Task details: Rewrite these lines with "filter device" swapped for "filter unit" and all else unchanged, leaving out the pictures.

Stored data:
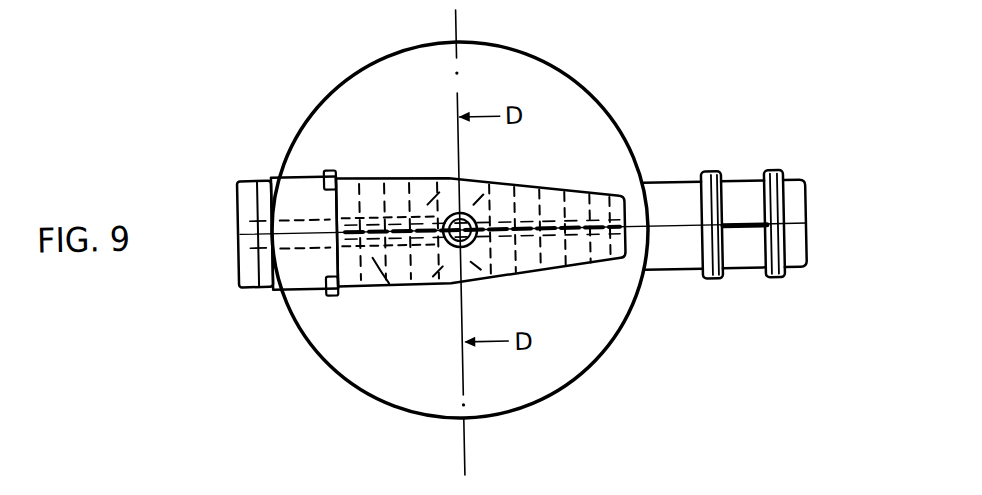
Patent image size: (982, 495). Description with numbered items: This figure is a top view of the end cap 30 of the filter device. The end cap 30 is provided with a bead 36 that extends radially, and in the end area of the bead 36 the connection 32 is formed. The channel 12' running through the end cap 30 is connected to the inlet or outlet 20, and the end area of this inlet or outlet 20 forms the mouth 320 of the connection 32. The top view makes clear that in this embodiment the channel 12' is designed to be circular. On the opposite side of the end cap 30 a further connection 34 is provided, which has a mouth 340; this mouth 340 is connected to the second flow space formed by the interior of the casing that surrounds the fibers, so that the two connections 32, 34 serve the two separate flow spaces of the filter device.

The end cap 30 is at (528, 96).
The connection 32 is at (318, 278).
The mouth 320 is at (238, 238).
The bead 36 is at (582, 194).
The channel 12' is at (511, 270).
The inlet or outlet 20 is at (372, 256).
The connection 34 is at (747, 186).
The mouth 340 is at (806, 220).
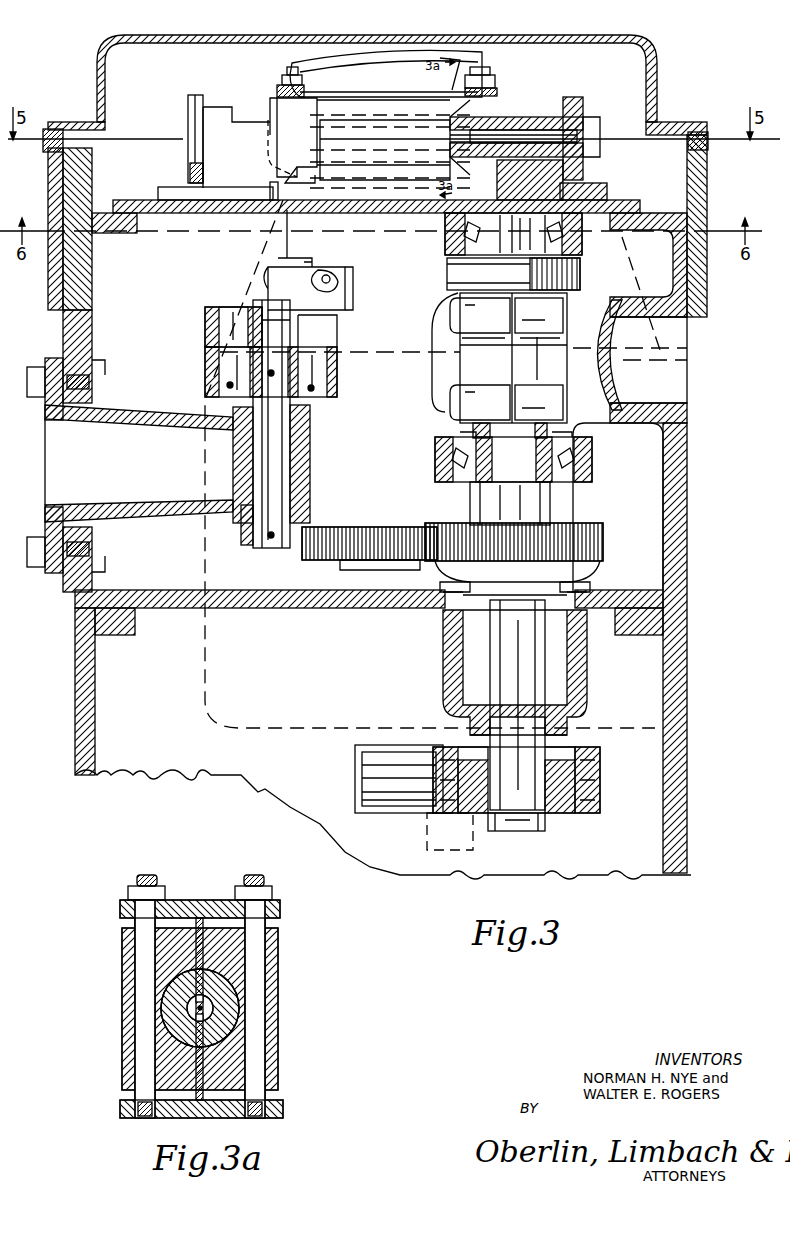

Task result:
Patent image size: (982, 495). Description with numbered items: This figure is a top view of the end cap 30 of the filter unit. The end cap 30 is provided with a bead 36 that extends radially, and in the end area of the bead 36 the connection 32 is formed. The channel 12' running through the end cap 30 is connected to the inlet or outlet 20, and the end area of this inlet or outlet 20 forms the mouth 320 of the connection 32. The top view makes clear that in this embodiment the channel 12' is designed to be circular. On the opposite side of the end cap 30 a further connection 34 is provided, which has a mouth 340; this mouth 340 is connected to the second flow space formed by the interior of the casing that surrounds the fibers, so that the two connections 32, 34 serve the two separate flow spaces of the filter unit.

The end cap 30 is at (528, 96).
The connection 32 is at (318, 278).
The mouth 320 is at (238, 238).
The bead 36 is at (582, 194).
The channel 12' is at (511, 270).
The inlet or outlet 20 is at (372, 256).
The connection 34 is at (747, 186).
The mouth 340 is at (806, 220).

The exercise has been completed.